[Collected data]
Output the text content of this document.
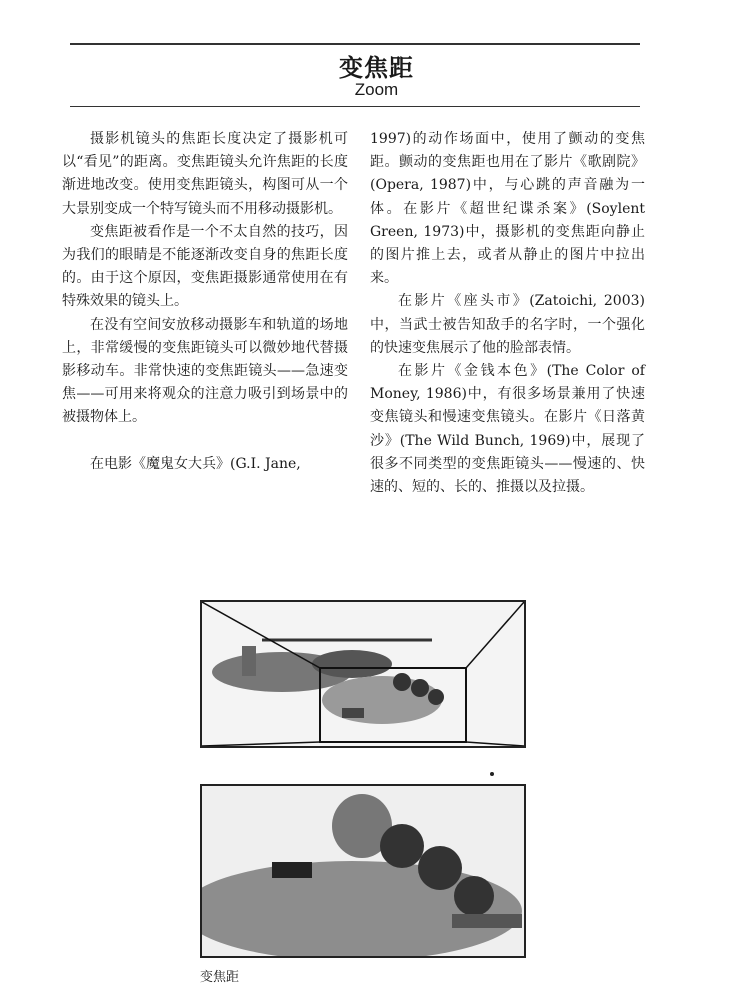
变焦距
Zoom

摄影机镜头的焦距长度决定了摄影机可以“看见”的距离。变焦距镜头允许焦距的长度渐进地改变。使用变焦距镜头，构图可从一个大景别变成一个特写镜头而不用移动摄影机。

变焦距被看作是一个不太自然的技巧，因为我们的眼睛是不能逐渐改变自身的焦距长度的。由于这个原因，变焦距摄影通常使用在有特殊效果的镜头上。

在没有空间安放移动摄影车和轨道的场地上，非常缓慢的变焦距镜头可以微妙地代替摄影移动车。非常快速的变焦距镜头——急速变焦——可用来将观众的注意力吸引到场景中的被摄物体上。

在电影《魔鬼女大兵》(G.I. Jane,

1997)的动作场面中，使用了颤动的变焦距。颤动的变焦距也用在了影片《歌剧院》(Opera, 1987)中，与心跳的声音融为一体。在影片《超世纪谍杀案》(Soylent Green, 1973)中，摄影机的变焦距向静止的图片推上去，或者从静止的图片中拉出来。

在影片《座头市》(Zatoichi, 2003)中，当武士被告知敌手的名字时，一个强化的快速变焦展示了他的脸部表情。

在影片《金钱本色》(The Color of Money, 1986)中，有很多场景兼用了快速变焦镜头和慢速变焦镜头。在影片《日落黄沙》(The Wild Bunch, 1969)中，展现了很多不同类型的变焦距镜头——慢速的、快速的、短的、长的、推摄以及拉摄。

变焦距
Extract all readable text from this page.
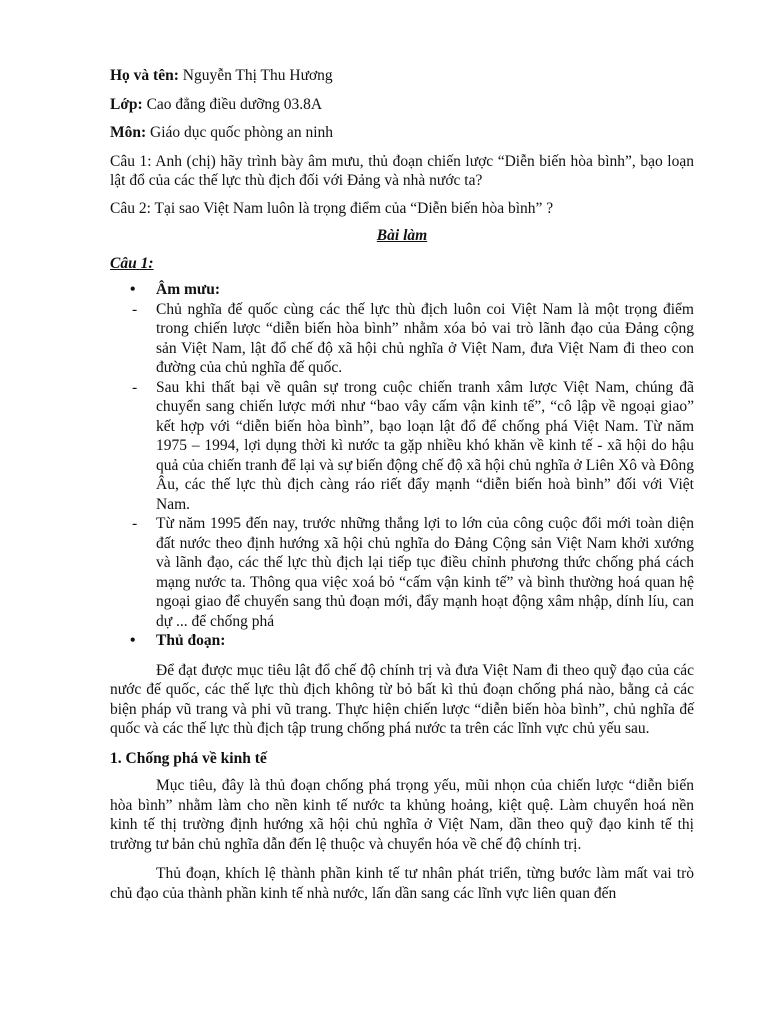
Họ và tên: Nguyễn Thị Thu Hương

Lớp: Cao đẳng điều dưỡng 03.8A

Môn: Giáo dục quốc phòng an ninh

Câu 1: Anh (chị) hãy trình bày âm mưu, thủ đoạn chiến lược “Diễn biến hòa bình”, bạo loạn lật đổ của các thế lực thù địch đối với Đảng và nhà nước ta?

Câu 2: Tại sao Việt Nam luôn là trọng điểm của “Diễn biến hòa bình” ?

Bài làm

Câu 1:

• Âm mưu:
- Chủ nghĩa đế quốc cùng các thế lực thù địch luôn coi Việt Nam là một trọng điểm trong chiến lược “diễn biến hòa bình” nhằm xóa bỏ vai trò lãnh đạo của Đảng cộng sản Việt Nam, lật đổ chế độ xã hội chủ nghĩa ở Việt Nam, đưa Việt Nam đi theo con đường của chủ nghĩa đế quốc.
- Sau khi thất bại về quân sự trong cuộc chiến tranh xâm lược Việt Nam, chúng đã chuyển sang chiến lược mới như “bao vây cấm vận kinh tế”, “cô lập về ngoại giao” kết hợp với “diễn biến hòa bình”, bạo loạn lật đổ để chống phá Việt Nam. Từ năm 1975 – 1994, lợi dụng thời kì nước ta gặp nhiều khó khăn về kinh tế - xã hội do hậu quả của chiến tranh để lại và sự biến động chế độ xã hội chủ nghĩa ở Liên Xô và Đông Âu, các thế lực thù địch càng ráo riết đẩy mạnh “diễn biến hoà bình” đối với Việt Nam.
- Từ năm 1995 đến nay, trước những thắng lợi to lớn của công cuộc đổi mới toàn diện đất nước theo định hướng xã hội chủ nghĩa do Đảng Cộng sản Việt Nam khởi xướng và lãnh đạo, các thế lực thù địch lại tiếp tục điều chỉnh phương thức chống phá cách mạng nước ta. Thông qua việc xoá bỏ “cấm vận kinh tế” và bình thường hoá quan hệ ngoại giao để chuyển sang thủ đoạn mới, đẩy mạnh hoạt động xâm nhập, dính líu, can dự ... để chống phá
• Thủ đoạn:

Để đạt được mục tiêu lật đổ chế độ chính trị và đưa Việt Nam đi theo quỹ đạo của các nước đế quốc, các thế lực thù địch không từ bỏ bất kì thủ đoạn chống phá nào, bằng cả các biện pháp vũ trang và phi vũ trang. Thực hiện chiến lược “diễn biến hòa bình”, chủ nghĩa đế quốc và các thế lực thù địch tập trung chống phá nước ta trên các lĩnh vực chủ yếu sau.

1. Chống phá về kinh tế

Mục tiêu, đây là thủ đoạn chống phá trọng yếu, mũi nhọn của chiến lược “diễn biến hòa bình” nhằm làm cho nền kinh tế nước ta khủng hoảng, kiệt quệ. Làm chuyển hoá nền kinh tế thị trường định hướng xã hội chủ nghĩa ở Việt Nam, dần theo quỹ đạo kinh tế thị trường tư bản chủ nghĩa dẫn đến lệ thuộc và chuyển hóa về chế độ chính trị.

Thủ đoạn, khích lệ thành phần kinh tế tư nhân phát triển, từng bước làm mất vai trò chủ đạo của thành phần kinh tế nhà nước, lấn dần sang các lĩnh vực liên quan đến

> [The task]: Of the lines in the material, how many hold the word "điểm"? Reply with the number only.

> [Response for this exercise]: 2